─── INPUT RECORDS ───

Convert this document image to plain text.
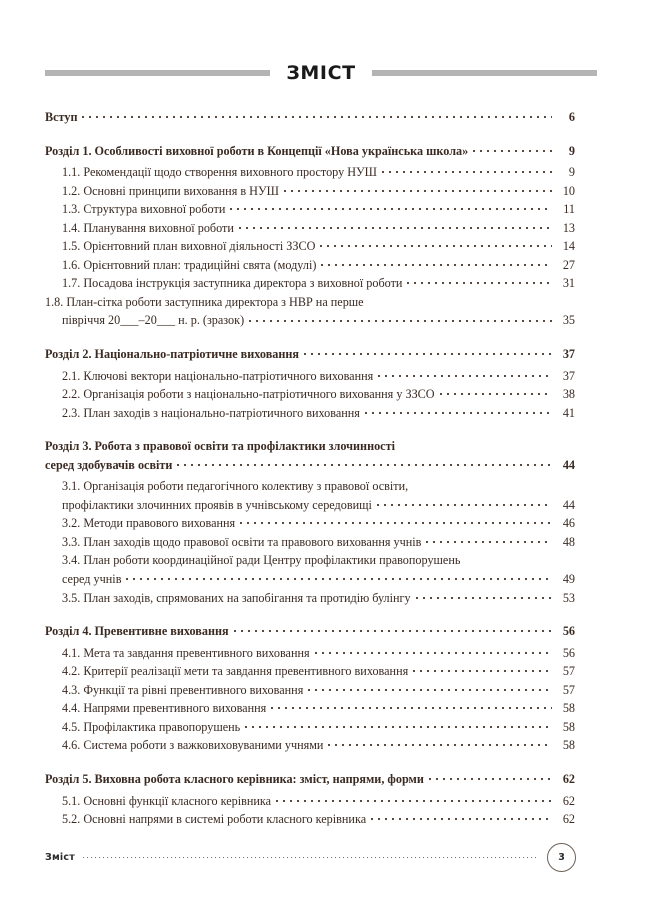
ЗМІСТ
Вступ	6
Розділ 1. Особливості виховної роботи в Концепції «Нова українська школа»	9
1.1. Рекомендації щодо створення виховного простору НУШ	9
1.2. Основні принципи виховання в НУШ	10
1.3. Структура виховної роботи	11
1.4. Планування виховної роботи	13
1.5. Орієнтовний план виховної діяльності ЗЗСО	14
1.6. Орієнтовний план: традиційні свята (модулі)	27
1.7. Посадова інструкція заступника директора з виховної роботи	31
1.8. План-сітка роботи заступника директора з НВР на перше
півріччя 20___–20___ н. р. (зразок)	35
Розділ 2. Національно-патріотичне виховання	37
2.1. Ключові вектори національно-патріотичного виховання	37
2.2. Організація роботи з національно-патріотичного виховання у ЗЗСО	38
2.3. План заходів з національно-патріотичного виховання	41
Розділ 3. Робота з правової освіти та профілактики злочинності
серед здобувачів освіти	44
3.1. Організація роботи педагогічного колективу з правової освіти,
профілактики злочинних проявів в учнівському середовищі	44
3.2. Методи правового виховання	46
3.3. План заходів щодо правової освіти та правового виховання учнів	48
3.4. План роботи координаційної ради Центру профілактики правопорушень
серед учнів	49
3.5. План заходів, спрямованих на запобігання та протидію булінгу	53
Розділ 4. Превентивне виховання	56
4.1. Мета та завдання превентивного виховання	56
4.2. Критерії реалізації мети та завдання превентивного виховання	57
4.3. Функції та рівні превентивного виховання	57
4.4. Напрями превентивного виховання	58
4.5. Профілактика правопорушень	58
4.6. Система роботи з важковиховуваними учнями	58
Розділ 5. Виховна робота класного керівника: зміст, напрями, форми	62
5.1. Основні функції класного керівника	62
5.2. Основні напрями в системі роботи класного керівника	62
Зміст	3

───

Using the records above, retype everything exactly except the pictures.

RESULT>
Convert this document image to plain text.
ЗМІСТ
Вступ	6
Розділ 1. Особливості виховної роботи в Концепції «Нова українська школа»	9
1.1. Рекомендації щодо створення виховного простору НУШ	9
1.2. Основні принципи виховання в НУШ	10
1.3. Структура виховної роботи	11
1.4. Планування виховної роботи	13
1.5. Орієнтовний план виховної діяльності ЗЗСО	14
1.6. Орієнтовний план: традиційні свята (модулі)	27
1.7. Посадова інструкція заступника директора з виховної роботи	31
1.8. План-сітка роботи заступника директора з НВР на перше
півріччя 20___–20___ н. р. (зразок)	35
Розділ 2. Національно-патріотичне виховання	37
2.1. Ключові вектори національно-патріотичного виховання	37
2.2. Організація роботи з національно-патріотичного виховання у ЗЗСО	38
2.3. План заходів з національно-патріотичного виховання	41
Розділ 3. Робота з правової освіти та профілактики злочинності
серед здобувачів освіти	44
3.1. Організація роботи педагогічного колективу з правової освіти,
профілактики злочинних проявів в учнівському середовищі	44
3.2. Методи правового виховання	46
3.3. План заходів щодо правової освіти та правового виховання учнів	48
3.4. План роботи координаційної ради Центру профілактики правопорушень
серед учнів	49
3.5. План заходів, спрямованих на запобігання та протидію булінгу	53
Розділ 4. Превентивне виховання	56
4.1. Мета та завдання превентивного виховання	56
4.2. Критерії реалізації мети та завдання превентивного виховання	57
4.3. Функції та рівні превентивного виховання	57
4.4. Напрями превентивного виховання	58
4.5. Профілактика правопорушень	58
4.6. Система роботи з важковиховуваними учнями	58
Розділ 5. Виховна робота класного керівника: зміст, напрями, форми	62
5.1. Основні функції класного керівника	62
5.2. Основні напрями в системі роботи класного керівника	62
Зміст	3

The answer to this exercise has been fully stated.